- TASK OBJECTIVE
Please output every line of the material as it stands, without the pictures.

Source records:
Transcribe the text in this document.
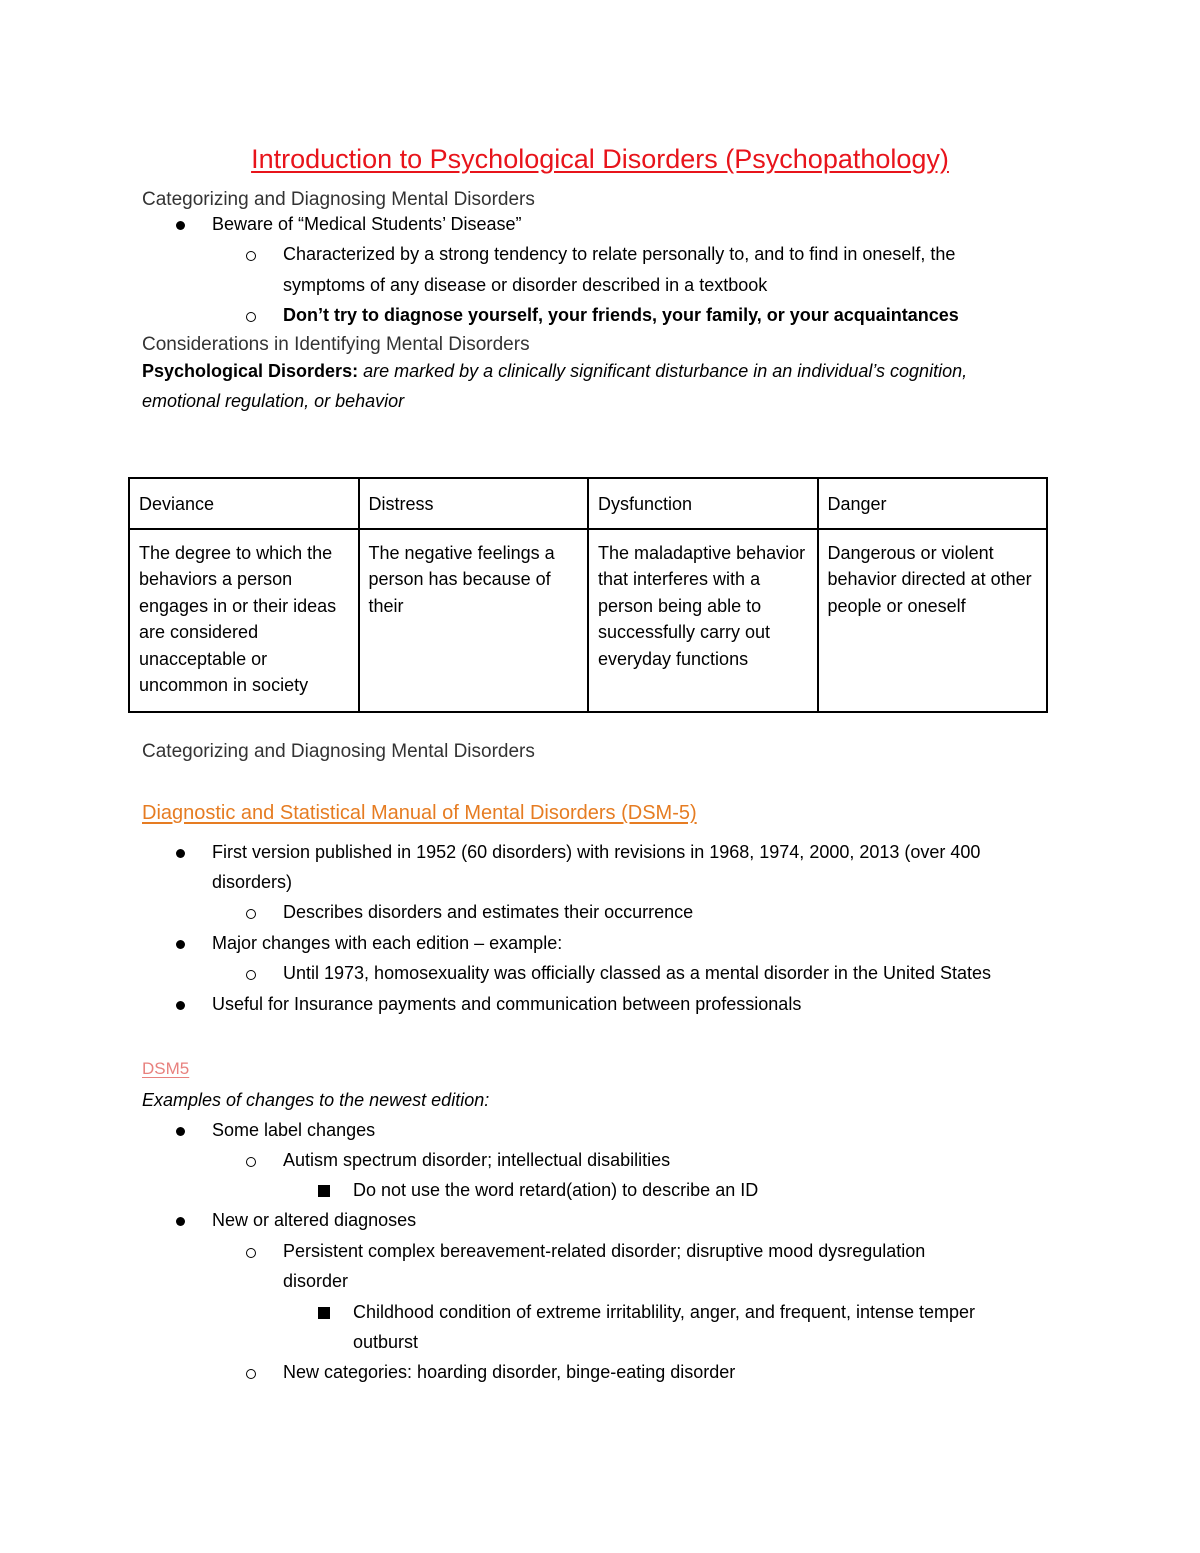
Introduction to Psychological Disorders (Psychopathology)
Categorizing and Diagnosing Mental Disorders
Beware of “Medical Students’ Disease”
Characterized by a strong tendency to relate personally to, and to find in oneself, the
symptoms of any disease or disorder described in a textbook
Don’t try to diagnose yourself, your friends, your family, or your acquaintances
Considerations in Identifying Mental Disorders
Psychological Disorders: are marked by a clinically significant disturbance in an individual’s cognition,
emotional regulation, or behavior
Deviance	Distress	Dysfunction	Danger
The degree to which the behaviors a person engages in or their ideas are considered unacceptable or uncommon in society	The negative feelings a person has because of their	The maladaptive behavior that interferes with a person being able to successfully carry out everyday functions	Dangerous or violent behavior directed at other people or oneself
Categorizing and Diagnosing Mental Disorders
Diagnostic and Statistical Manual of Mental Disorders (DSM-5)
First version published in 1952 (60 disorders) with revisions in 1968, 1974, 2000, 2013 (over 400
disorders)
Describes disorders and estimates their occurrence
Major changes with each edition – example:
Until 1973, homosexuality was officially classed as a mental disorder in the United States
Useful for Insurance payments and communication between professionals
DSM5
Examples of changes to the newest edition:
Some label changes
Autism spectrum disorder; intellectual disabilities
Do not use the word retard(ation) to describe an ID
New or altered diagnoses
Persistent complex bereavement-related disorder; disruptive mood dysregulation
disorder
Childhood condition of extreme irritablility, anger, and frequent, intense temper
outburst
New categories: hoarding disorder, binge-eating disorder
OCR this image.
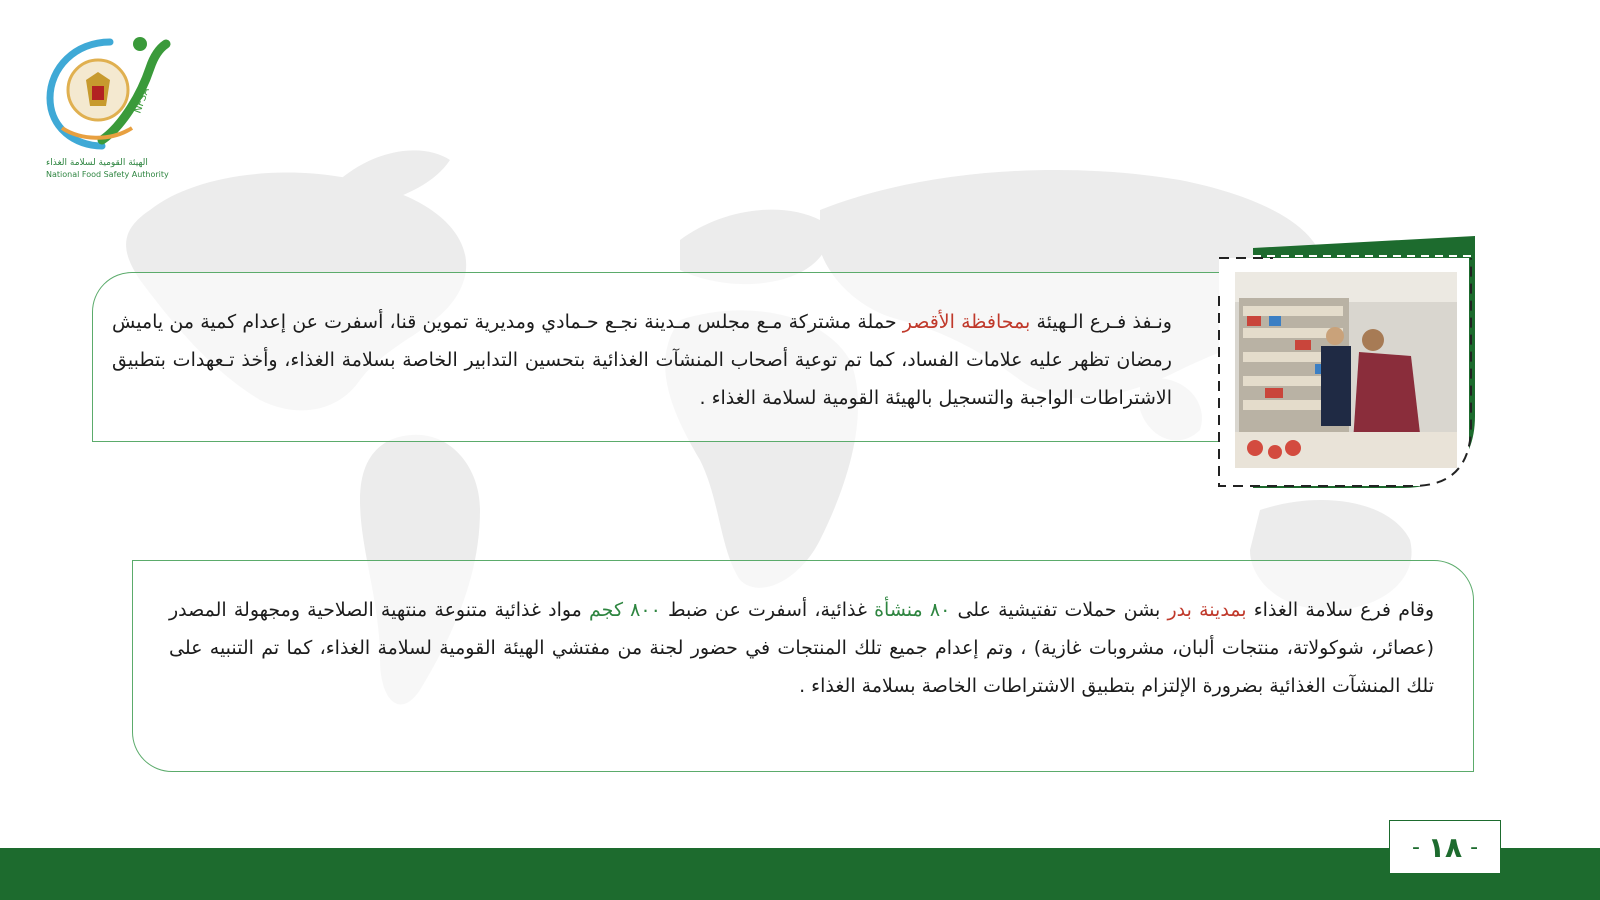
NFSA
الهيئة القومية لسلامة الغذاء
National Food Safety Authority

ونـفذ فـرع الـهيئة بمحافظة الأقصر حملة مشتركة مـع مجلس مـدينة نجـع حـمادي ومديرية تموين قنا، أسفرت عن إعدام كمية من ياميش رمضان تظهر عليه علامات الفساد، كما تم توعية أصحاب المنشآت الغذائية بتحسين التدابير الخاصة بسلامة الغذاء، وأخذ تـعهدات بتطبيق الاشتراطات الواجبة والتسجيل بالهيئة القومية لسلامة الغذاء .

وقام فرع سلامة الغذاء بمدينة بدر بشن حملات تفتيشية على ٨٠ منشأة غذائية، أسفرت عن ضبط ٨٠٠ كجم مواد غذائية متنوعة منتهية الصلاحية ومجهولة المصدر (عصائر، شوكولاتة، منتجات ألبان، مشروبات غازية) ، وتم إعدام جميع تلك المنتجات في حضور لجنة من مفتشي الهيئة القومية لسلامة الغذاء، كما تم التنبيه على تلك المنشآت الغذائية بضرورة الإلتزام بتطبيق الاشتراطات الخاصة بسلامة الغذاء .

- ١٨ -
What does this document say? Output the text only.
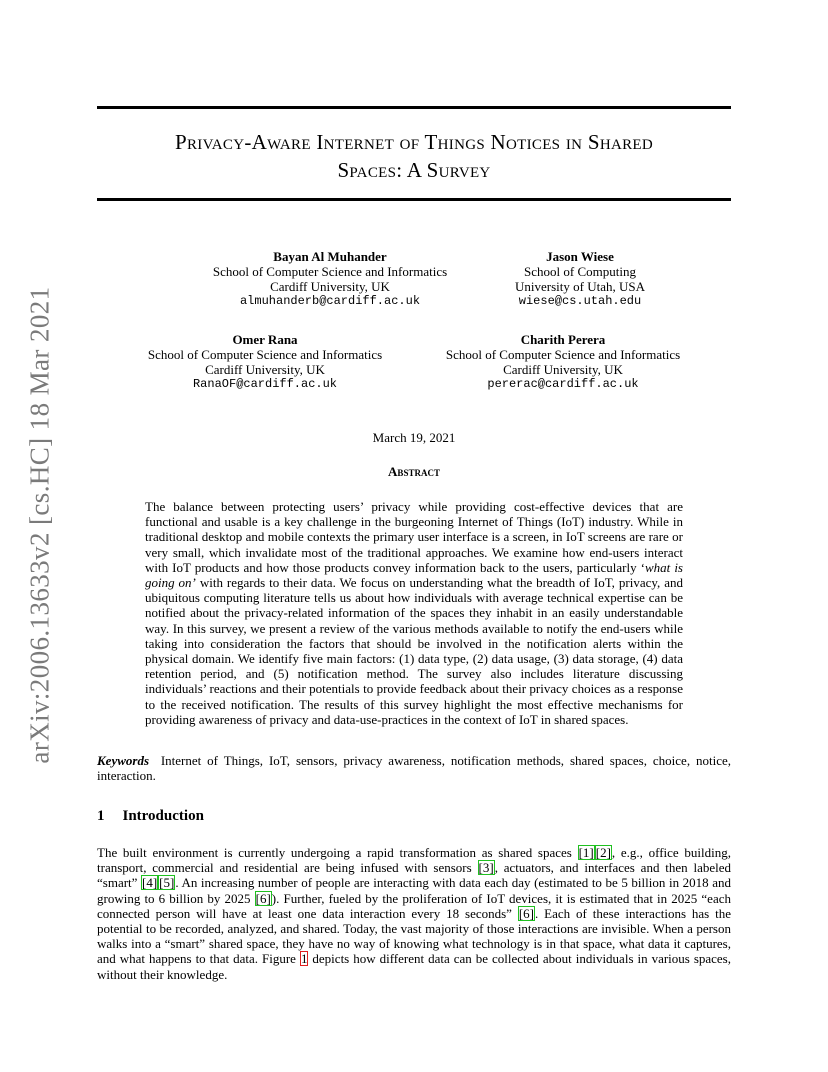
arXiv:2006.13633v2 [cs.HC] 18 Mar 2021
Privacy-Aware Internet of Things Notices in Shared
Spaces: A Survey
Bayan Al Muhander
School of Computer Science and Informatics
Cardiff University, UK
almuhanderb@cardiff.ac.uk
Jason Wiese
School of Computing
University of Utah, USA
wiese@cs.utah.edu
Omer Rana
School of Computer Science and Informatics
Cardiff University, UK
RanaOF@cardiff.ac.uk
Charith Perera
School of Computer Science and Informatics
Cardiff University, UK
pererac@cardiff.ac.uk
March 19, 2021
Abstract

The balance between protecting users’ privacy while providing cost-effective devices that are functional and usable is a key challenge in the burgeoning Internet of Things (IoT) industry. While in traditional desktop and mobile contexts the primary user interface is a screen, in IoT screens are rare or very small, which invalidate most of the traditional approaches. We examine how end-users interact with IoT products and how those products convey information back to the users, particularly ‘what is going on’ with regards to their data. We focus on understanding what the breadth of IoT, privacy, and ubiquitous computing literature tells us about how individuals with average technical expertise can be notified about the privacy-related information of the spaces they inhabit in an easily understandable way. In this survey, we present a review of the various methods available to notify the end-users while taking into consideration the factors that should be involved in the notification alerts within the physical domain. We identify five main factors: (1) data type, (2) data usage, (3) data storage, (4) data retention period, and (5) notification method. The survey also includes literature discussing individuals’ reactions and their potentials to provide feedback about their privacy choices as a response to the received notification. The results of this survey highlight the most effective mechanisms for providing awareness of privacy and data-use-practices in the context of IoT in shared spaces.

Keywords Internet of Things, IoT, sensors, privacy awareness, notification methods, shared spaces, choice, notice, interaction.

1 Introduction

The built environment is currently undergoing a rapid transformation as shared spaces [1] [2], e.g., office building, transport, commercial and residential are being infused with sensors [3], actuators, and interfaces and then labeled “smart” [4] [5]. An increasing number of people are interacting with data each day (estimated to be 5 billion in 2018 and growing to 6 billion by 2025 [6]). Further, fueled by the proliferation of IoT devices, it is estimated that in 2025 “each connected person will have at least one data interaction every 18 seconds” [6]. Each of these interactions has the potential to be recorded, analyzed, and shared. Today, the vast majority of those interactions are invisible. When a person walks into a “smart” shared space, they have no way of knowing what technology is in that space, what data it captures, and what happens to that data. Figure 1 depicts how different data can be collected about individuals in various spaces, without their knowledge.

- TASK RESPONSE
Transcribe the text in this document.
Introduction to Psychological Disorders (Psychopathology)
Categorizing and Diagnosing Mental Disorders
Beware of “Medical Students’ Disease”
Characterized by a strong tendency to relate personally to, and to find in oneself, the
symptoms of any disease or disorder described in a textbook
Don’t try to diagnose yourself, your friends, your family, or your acquaintances
Considerations in Identifying Mental Disorders
Psychological Disorders: are marked by a clinically significant disturbance in an individual’s cognition,
emotional regulation, or behavior
Deviance	Distress	Dysfunction	Danger
The degree to which the behaviors a person engages in or their ideas are considered unacceptable or uncommon in society	The negative feelings a person has because of their	The maladaptive behavior that interferes with a person being able to successfully carry out everyday functions	Dangerous or violent behavior directed at other people or oneself
Categorizing and Diagnosing Mental Disorders
Diagnostic and Statistical Manual of Mental Disorders (DSM-5)
First version published in 1952 (60 disorders) with revisions in 1968, 1974, 2000, 2013 (over 400
disorders)
Describes disorders and estimates their occurrence
Major changes with each edition – example:
Until 1973, homosexuality was officially classed as a mental disorder in the United States
Useful for Insurance payments and communication between professionals
DSM5
Examples of changes to the newest edition:
Some label changes
Autism spectrum disorder; intellectual disabilities
Do not use the word retard(ation) to describe an ID
New or altered diagnoses
Persistent complex bereavement-related disorder; disruptive mood dysregulation
disorder
Childhood condition of extreme irritablility, anger, and frequent, intense temper
outburst
New categories: hoarding disorder, binge-eating disorder
OCR this image.
NFSA
الهيئة القومية لسلامة الغذاء
National Food Safety Authority

ونـفذ فـرع الـهيئة بمحافظة الأقصر حملة مشتركة مـع مجلس مـدينة نجـع حـمادي ومديرية تموين قنا، أسفرت عن إعدام كمية من ياميش رمضان تظهر عليه علامات الفساد، كما تم توعية أصحاب المنشآت الغذائية بتحسين التدابير الخاصة بسلامة الغذاء، وأخذ تـعهدات بتطبيق الاشتراطات الواجبة والتسجيل بالهيئة القومية لسلامة الغذاء .

وقام فرع سلامة الغذاء بمدينة بدر بشن حملات تفتيشية على ٨٠ منشأة غذائية، أسفرت عن ضبط ٨٠٠ كجم مواد غذائية متنوعة منتهية الصلاحية ومجهولة المصدر (عصائر، شوكولاتة، منتجات ألبان، مشروبات غازية) ، وتم إعدام جميع تلك المنتجات في حضور لجنة من مفتشي الهيئة القومية لسلامة الغذاء، كما تم التنبيه على تلك المنشآت الغذائية بضرورة الإلتزام بتطبيق الاشتراطات الخاصة بسلامة الغذاء .

- ١٨ -
What does this document say? Output the text only.
arXiv:2006.13633v2 [cs.HC] 18 Mar 2021
Privacy-Aware Internet of Things Notices in Shared
Spaces: A Survey
Bayan Al Muhander
School of Computer Science and Informatics
Cardiff University, UK
almuhanderb@cardiff.ac.uk
Jason Wiese
School of Computing
University of Utah, USA
wiese@cs.utah.edu
Omer Rana
School of Computer Science and Informatics
Cardiff University, UK
RanaOF@cardiff.ac.uk
Charith Perera
School of Computer Science and Informatics
Cardiff University, UK
pererac@cardiff.ac.uk
March 19, 2021
Abstract

The balance between protecting users’ privacy while providing cost-effective devices that are functional and usable is a key challenge in the burgeoning Internet of Things (IoT) industry. While in traditional desktop and mobile contexts the primary user interface is a screen, in IoT screens are rare or very small, which invalidate most of the traditional approaches. We examine how end-users interact with IoT products and how those products convey information back to the users, particularly ‘what is going on’ with regards to their data. We focus on understanding what the breadth of IoT, privacy, and ubiquitous computing literature tells us about how individuals with average technical expertise can be notified about the privacy-related information of the spaces they inhabit in an easily understandable way. In this survey, we present a review of the various methods available to notify the end-users while taking into consideration the factors that should be involved in the notification alerts within the physical domain. We identify five main factors: (1) data type, (2) data usage, (3) data storage, (4) data retention period, and (5) notification method. The survey also includes literature discussing individuals’ reactions and their potentials to provide feedback about their privacy choices as a response to the received notification. The results of this survey highlight the most effective mechanisms for providing awareness of privacy and data-use-practices in the context of IoT in shared spaces.

Keywords Internet of Things, IoT, sensors, privacy awareness, notification methods, shared spaces, choice, notice, interaction.

1 Introduction

The built environment is currently undergoing a rapid transformation as shared spaces [1] [2], e.g., office building, transport, commercial and residential are being infused with sensors [3], actuators, and interfaces and then labeled “smart” [4] [5]. An increasing number of people are interacting with data each day (estimated to be 5 billion in 2018 and growing to 6 billion by 2025 [6]). Further, fueled by the proliferation of IoT devices, it is estimated that in 2025 “each connected person will have at least one data interaction every 18 seconds” [6]. Each of these interactions has the potential to be recorded, analyzed, and shared. Today, the vast majority of those interactions are invisible. When a person walks into a “smart” shared space, they have no way of knowing what technology is in that space, what data it captures, and what happens to that data. Figure 1 depicts how different data can be collected about individuals in various spaces, without their knowledge.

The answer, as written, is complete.